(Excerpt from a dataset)
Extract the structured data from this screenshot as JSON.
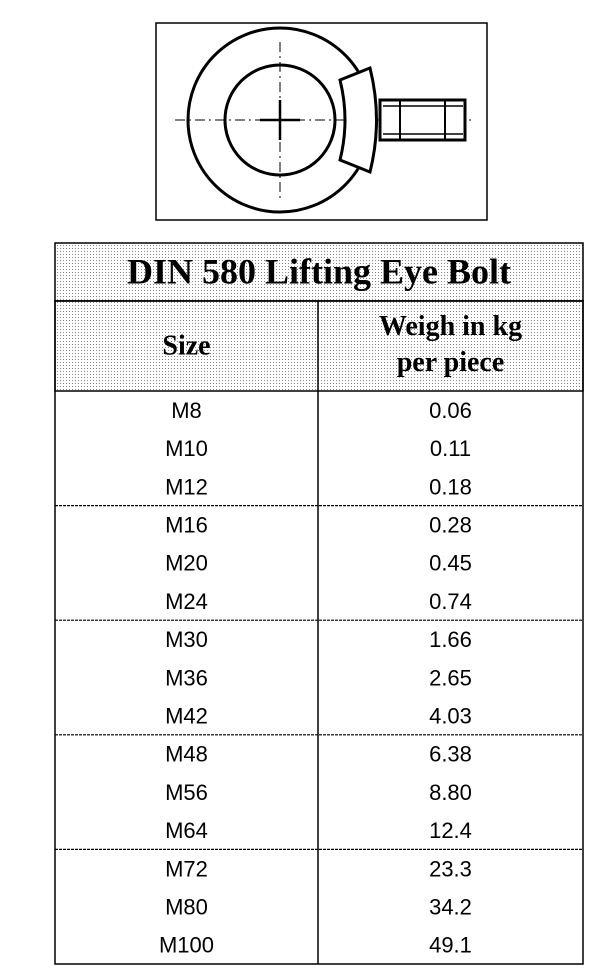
{
  "table": {
    "title": "DIN 580 Lifting Eye Bolt",
    "header": [
      "Size",
      "Weigh in kg per piece"
    ],
    "rows": [
      [
        "M8",
        "0.06"
      ],
      [
        "M10",
        "0.11"
      ],
      [
        "M12",
        "0.18"
      ],
      [
        "M16",
        "0.28"
      ],
      [
        "M20",
        "0.45"
      ],
      [
        "M24",
        "0.74"
      ],
      [
        "M30",
        "1.66"
      ],
      [
        "M36",
        "2.65"
      ],
      [
        "M42",
        "4.03"
      ],
      [
        "M48",
        "6.38"
      ],
      [
        "M56",
        "8.80"
      ],
      [
        "M64",
        "12.4"
      ],
      [
        "M72",
        "23.3"
      ],
      [
        "M80",
        "34.2"
      ],
      [
        "M100",
        "49.1"
      ]
    ]
  }
}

Exercise objective:
Print all of the entries word for word. Skip any images they contain.

Solution:
Extract the structured data from this screenshot as JSON.
{
  "table": {
    "title": "DIN 580 Lifting Eye Bolt",
    "header": [
      "Size",
      "Weigh in kg per piece"
    ],
    "rows": [
      [
        "M8",
        "0.06"
      ],
      [
        "M10",
        "0.11"
      ],
      [
        "M12",
        "0.18"
      ],
      [
        "M16",
        "0.28"
      ],
      [
        "M20",
        "0.45"
      ],
      [
        "M24",
        "0.74"
      ],
      [
        "M30",
        "1.66"
      ],
      [
        "M36",
        "2.65"
      ],
      [
        "M42",
        "4.03"
      ],
      [
        "M48",
        "6.38"
      ],
      [
        "M56",
        "8.80"
      ],
      [
        "M64",
        "12.4"
      ],
      [
        "M72",
        "23.3"
      ],
      [
        "M80",
        "34.2"
      ],
      [
        "M100",
        "49.1"
      ]
    ]
  }
}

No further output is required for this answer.